** start Items **
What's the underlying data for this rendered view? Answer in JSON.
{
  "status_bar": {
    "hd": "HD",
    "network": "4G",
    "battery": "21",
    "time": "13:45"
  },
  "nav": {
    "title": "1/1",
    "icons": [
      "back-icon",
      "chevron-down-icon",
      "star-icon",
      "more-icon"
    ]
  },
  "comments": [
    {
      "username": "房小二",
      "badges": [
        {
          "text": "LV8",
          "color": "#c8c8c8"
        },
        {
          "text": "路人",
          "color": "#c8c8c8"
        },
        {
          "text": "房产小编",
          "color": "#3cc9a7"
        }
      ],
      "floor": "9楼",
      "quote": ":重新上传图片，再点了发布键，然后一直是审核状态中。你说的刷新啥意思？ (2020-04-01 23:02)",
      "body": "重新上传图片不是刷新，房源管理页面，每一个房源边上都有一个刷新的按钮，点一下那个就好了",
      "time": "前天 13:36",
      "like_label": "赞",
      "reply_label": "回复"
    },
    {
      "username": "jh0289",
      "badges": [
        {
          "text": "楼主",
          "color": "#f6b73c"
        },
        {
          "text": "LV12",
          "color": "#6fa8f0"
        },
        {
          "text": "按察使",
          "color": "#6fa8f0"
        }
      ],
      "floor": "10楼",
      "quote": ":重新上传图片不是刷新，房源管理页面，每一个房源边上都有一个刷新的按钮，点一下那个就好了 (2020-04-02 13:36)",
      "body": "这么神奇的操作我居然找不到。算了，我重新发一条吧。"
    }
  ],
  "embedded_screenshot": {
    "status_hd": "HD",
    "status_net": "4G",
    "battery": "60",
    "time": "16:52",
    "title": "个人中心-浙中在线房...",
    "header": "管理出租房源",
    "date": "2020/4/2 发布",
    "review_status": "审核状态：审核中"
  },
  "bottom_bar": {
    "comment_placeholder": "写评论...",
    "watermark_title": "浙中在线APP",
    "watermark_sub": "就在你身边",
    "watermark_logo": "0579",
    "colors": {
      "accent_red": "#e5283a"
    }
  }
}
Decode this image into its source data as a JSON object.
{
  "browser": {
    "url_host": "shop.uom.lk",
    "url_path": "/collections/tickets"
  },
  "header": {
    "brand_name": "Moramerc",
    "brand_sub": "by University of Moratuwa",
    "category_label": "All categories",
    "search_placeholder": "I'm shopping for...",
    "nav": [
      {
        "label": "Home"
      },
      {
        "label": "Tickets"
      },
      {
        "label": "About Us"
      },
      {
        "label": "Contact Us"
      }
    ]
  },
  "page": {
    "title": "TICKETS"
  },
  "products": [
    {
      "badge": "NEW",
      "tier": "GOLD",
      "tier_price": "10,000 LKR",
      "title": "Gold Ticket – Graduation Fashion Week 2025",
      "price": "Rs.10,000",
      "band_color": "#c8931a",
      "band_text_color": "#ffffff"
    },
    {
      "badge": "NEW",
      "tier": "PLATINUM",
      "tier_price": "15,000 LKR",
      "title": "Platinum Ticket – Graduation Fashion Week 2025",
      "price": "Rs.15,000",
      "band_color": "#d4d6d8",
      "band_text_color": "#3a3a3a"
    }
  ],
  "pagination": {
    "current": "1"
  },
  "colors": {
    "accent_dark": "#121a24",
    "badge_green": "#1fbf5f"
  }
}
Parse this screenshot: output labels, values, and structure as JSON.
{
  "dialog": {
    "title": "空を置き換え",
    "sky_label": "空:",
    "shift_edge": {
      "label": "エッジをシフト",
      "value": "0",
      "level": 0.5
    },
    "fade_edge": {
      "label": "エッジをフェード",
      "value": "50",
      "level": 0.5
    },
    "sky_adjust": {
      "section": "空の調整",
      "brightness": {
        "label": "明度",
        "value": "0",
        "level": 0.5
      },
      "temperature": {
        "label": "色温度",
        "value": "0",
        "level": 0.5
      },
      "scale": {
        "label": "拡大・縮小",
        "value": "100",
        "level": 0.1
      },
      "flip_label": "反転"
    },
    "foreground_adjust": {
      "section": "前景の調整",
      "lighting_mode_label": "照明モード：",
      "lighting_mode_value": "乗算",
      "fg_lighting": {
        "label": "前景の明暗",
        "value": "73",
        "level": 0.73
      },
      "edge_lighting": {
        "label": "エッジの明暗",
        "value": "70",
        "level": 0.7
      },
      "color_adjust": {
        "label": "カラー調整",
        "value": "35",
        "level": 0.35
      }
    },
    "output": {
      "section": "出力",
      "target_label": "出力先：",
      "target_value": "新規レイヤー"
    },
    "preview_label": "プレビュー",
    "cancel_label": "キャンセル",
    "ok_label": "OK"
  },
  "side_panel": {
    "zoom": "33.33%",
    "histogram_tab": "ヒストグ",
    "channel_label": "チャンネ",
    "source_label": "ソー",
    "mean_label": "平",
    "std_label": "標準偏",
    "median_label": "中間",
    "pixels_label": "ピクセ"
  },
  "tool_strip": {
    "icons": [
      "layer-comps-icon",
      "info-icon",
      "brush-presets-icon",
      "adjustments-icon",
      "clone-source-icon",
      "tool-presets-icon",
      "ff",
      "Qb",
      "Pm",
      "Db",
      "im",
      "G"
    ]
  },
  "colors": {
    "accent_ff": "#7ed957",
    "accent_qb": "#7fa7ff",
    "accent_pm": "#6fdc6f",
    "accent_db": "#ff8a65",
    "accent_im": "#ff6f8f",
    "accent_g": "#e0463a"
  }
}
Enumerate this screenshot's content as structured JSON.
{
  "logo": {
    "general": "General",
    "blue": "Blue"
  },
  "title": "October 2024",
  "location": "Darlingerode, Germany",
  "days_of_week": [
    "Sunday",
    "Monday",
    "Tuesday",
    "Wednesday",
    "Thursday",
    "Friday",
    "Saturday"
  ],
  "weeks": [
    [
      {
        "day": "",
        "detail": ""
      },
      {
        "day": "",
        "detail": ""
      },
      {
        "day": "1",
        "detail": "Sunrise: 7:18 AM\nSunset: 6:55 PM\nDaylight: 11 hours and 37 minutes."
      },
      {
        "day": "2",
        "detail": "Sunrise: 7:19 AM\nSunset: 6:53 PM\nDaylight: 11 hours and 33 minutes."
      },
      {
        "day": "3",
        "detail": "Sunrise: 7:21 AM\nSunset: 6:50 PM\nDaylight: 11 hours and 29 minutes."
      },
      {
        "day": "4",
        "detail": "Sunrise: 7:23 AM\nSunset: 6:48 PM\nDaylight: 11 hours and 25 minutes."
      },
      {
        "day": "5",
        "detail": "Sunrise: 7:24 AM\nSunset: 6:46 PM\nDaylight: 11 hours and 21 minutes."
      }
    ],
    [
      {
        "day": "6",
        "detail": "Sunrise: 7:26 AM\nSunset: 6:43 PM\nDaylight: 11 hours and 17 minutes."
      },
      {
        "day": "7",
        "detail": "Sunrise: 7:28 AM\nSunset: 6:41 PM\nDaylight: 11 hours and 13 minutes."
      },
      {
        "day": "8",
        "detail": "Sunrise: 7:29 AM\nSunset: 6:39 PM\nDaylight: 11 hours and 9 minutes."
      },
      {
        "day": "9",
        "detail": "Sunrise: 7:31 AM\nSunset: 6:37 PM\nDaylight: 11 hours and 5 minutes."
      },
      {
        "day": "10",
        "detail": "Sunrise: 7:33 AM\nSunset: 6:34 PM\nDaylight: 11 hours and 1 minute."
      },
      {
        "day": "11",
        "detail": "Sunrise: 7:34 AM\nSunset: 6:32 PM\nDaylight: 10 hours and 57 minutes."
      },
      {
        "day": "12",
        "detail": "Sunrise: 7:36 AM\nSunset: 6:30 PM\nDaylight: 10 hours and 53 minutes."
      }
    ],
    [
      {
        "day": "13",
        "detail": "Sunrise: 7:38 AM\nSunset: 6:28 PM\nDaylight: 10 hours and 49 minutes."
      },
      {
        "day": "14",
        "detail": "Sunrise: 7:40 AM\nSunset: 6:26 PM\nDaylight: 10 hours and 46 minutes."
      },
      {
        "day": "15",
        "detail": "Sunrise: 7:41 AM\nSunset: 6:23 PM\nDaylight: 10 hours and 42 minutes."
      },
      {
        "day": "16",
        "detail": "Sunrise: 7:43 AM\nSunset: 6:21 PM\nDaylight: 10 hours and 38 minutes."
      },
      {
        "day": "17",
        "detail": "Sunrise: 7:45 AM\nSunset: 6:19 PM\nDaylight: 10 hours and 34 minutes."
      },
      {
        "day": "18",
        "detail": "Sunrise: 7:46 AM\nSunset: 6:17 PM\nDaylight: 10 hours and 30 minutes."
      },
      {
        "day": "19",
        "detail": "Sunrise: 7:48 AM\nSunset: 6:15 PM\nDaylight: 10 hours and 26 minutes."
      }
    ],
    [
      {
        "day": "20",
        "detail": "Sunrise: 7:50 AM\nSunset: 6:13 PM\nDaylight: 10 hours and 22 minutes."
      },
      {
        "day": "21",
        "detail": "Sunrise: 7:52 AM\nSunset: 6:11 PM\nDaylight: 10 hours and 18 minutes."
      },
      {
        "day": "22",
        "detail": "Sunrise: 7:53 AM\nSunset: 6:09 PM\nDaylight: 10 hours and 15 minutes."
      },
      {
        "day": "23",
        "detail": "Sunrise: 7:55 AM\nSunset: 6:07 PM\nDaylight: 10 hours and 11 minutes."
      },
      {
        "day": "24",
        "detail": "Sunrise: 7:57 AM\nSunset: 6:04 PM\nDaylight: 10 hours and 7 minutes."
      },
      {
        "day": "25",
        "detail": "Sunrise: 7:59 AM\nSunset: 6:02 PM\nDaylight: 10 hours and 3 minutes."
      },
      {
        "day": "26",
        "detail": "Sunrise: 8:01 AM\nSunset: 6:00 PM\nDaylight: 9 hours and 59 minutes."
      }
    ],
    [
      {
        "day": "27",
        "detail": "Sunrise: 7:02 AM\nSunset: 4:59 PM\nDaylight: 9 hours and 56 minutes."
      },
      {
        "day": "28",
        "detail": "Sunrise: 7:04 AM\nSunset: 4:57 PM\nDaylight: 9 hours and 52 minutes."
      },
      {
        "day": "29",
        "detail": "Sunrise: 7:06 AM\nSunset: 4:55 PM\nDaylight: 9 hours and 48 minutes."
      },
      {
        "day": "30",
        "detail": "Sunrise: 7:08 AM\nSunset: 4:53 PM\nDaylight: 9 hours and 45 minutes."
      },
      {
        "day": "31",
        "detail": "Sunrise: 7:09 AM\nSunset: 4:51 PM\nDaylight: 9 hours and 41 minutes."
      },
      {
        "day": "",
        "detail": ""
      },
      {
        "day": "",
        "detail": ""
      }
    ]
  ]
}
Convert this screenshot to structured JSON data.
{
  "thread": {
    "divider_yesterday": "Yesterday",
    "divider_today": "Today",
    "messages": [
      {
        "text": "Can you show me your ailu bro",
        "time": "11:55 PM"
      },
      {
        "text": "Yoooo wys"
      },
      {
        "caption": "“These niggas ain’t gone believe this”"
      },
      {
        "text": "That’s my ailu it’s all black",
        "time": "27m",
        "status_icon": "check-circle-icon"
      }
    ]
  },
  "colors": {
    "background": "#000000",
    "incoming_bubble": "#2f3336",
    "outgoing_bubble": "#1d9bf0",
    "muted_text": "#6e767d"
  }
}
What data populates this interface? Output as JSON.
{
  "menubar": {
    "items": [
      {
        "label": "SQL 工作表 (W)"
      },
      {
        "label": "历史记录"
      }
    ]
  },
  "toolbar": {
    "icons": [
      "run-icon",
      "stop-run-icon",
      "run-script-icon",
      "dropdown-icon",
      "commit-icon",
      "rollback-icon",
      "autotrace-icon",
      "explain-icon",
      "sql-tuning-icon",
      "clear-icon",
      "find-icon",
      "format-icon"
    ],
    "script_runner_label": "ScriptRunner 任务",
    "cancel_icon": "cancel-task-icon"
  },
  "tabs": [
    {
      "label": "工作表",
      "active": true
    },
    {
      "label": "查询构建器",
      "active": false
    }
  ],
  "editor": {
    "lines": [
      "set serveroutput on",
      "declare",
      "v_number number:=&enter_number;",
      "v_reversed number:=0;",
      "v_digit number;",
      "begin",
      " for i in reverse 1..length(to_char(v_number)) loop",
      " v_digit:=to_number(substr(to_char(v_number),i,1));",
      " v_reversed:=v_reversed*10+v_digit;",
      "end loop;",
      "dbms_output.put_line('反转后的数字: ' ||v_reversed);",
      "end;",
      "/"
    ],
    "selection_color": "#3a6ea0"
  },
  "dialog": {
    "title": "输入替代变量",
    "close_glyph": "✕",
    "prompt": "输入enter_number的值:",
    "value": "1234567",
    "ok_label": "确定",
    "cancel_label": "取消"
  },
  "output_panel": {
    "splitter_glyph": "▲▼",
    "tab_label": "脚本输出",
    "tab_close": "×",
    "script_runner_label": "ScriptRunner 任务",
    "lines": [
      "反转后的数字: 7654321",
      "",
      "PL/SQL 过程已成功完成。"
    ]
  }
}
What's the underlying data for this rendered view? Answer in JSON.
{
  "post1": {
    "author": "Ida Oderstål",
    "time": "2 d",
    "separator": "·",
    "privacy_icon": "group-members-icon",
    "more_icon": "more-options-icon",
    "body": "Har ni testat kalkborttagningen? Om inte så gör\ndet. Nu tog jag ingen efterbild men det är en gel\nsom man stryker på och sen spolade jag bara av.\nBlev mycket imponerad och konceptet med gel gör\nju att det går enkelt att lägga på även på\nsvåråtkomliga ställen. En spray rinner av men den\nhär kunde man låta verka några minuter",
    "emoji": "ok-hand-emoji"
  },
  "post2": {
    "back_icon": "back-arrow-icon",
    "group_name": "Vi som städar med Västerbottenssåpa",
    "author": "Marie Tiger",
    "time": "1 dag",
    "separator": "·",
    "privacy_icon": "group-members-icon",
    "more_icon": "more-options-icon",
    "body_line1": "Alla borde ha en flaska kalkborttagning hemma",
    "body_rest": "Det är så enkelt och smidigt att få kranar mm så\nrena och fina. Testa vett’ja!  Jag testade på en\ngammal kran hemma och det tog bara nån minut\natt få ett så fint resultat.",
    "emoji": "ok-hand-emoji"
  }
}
** end Items **
**Stated goal:** For each line in the data above that contains the string "反转后的数字", extract the line.

**Exercise result:**
      "dbms_output.put_line('反转后的数字: ' ||v_reversed);",
      "反转后的数字: 7654321",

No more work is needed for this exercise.